§ Directions for this task:
Take every line that has the string "right" and copy it out.

§ Record extracts:
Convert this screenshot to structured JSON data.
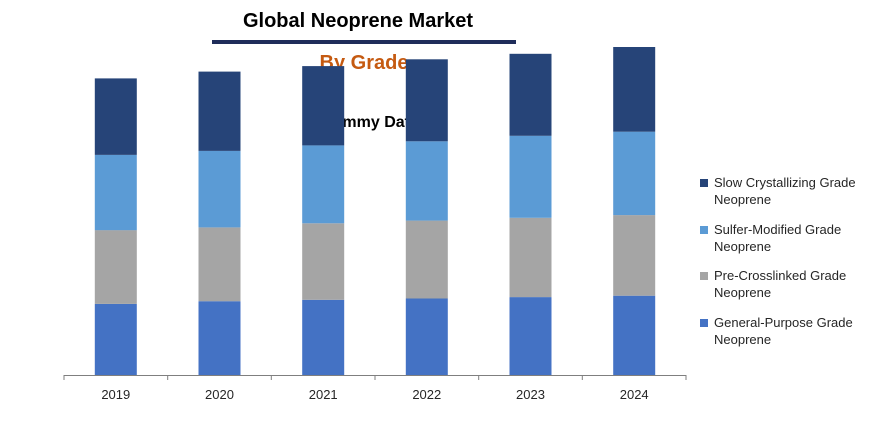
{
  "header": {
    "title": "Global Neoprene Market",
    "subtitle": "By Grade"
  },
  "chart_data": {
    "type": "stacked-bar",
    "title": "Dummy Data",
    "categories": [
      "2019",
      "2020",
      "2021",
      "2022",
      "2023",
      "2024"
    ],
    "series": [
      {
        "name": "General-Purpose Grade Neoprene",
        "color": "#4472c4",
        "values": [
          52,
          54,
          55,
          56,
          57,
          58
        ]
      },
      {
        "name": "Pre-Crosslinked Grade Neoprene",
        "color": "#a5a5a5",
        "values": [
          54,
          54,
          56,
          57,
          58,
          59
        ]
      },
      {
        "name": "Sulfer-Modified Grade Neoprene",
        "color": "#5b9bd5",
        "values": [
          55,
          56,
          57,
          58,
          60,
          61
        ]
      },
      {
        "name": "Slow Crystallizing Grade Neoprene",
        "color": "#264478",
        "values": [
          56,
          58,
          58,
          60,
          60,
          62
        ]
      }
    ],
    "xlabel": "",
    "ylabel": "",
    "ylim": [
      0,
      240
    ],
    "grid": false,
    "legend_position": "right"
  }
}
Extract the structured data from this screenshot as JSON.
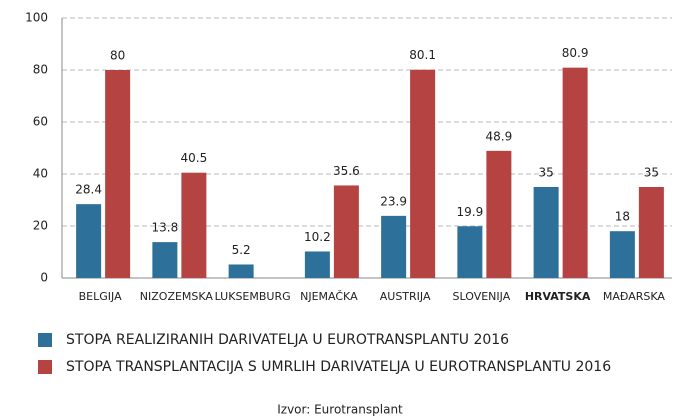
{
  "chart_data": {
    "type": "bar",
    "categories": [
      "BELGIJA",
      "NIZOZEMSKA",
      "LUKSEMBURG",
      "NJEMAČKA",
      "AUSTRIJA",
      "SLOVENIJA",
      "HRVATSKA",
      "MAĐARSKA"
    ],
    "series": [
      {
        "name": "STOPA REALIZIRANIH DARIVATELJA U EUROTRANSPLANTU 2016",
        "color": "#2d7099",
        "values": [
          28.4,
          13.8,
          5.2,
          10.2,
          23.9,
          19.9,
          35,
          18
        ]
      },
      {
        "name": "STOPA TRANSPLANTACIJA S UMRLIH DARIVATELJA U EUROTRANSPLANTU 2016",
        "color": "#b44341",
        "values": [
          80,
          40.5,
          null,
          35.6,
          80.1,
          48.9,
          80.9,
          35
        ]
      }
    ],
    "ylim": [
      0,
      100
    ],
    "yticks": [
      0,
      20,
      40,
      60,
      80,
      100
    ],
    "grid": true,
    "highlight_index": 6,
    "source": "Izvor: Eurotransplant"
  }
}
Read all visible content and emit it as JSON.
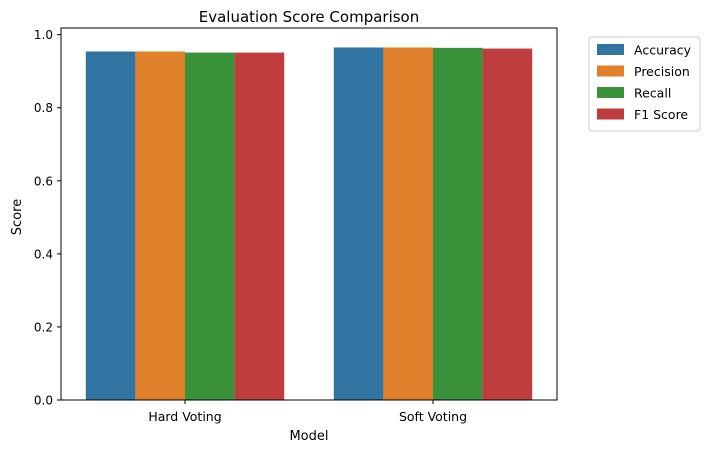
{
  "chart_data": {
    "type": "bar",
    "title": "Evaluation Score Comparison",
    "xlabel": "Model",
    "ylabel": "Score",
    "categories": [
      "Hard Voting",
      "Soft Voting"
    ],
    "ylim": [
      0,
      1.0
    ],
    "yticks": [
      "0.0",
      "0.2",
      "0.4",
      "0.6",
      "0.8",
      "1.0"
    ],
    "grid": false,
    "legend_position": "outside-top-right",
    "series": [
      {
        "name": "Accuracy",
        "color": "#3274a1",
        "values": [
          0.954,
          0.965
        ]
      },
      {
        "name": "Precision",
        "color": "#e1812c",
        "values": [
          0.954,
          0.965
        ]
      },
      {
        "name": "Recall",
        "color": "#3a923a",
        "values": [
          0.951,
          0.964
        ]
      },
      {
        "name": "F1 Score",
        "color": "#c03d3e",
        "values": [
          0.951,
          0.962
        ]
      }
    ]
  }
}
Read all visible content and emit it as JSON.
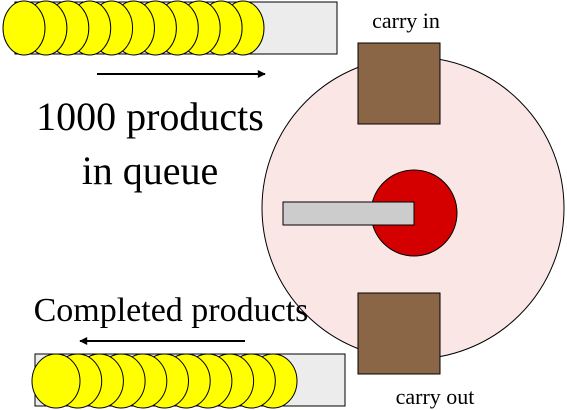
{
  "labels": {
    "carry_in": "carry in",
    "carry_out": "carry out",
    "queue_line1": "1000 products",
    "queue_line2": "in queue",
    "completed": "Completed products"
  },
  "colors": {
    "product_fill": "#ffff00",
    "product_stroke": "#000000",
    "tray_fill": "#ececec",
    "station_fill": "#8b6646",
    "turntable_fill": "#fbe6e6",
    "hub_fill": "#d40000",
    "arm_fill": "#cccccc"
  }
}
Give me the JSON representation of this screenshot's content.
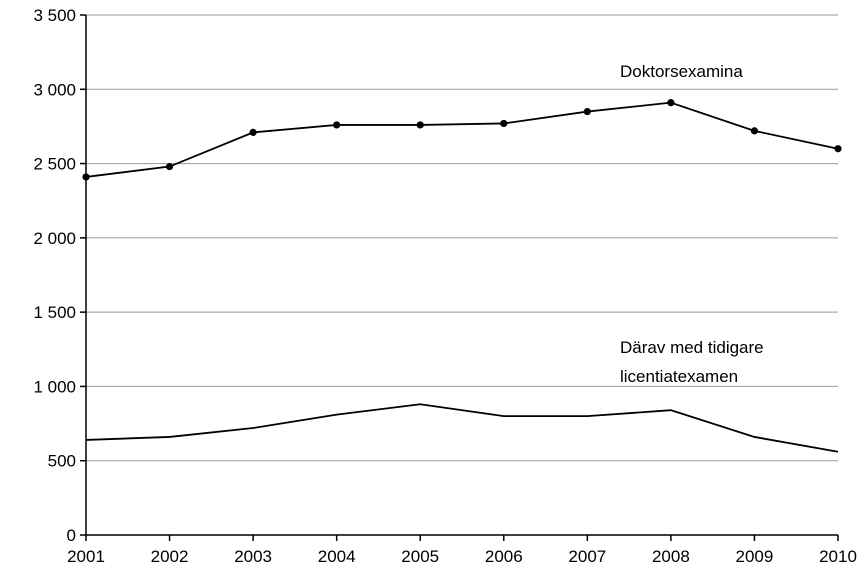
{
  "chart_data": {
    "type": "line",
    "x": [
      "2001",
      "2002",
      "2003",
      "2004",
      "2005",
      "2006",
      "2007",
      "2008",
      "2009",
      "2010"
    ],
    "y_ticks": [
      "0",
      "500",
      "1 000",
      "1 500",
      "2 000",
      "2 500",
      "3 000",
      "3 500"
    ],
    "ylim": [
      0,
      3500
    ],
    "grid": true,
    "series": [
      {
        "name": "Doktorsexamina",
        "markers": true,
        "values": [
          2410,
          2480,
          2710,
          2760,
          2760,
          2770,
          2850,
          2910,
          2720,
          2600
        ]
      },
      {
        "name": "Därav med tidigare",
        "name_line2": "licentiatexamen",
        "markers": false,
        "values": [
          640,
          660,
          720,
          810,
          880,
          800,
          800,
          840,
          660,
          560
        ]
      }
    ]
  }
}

§ Response to the task:
    "legend_position": "right"
    "legend_position": "outside-top-right",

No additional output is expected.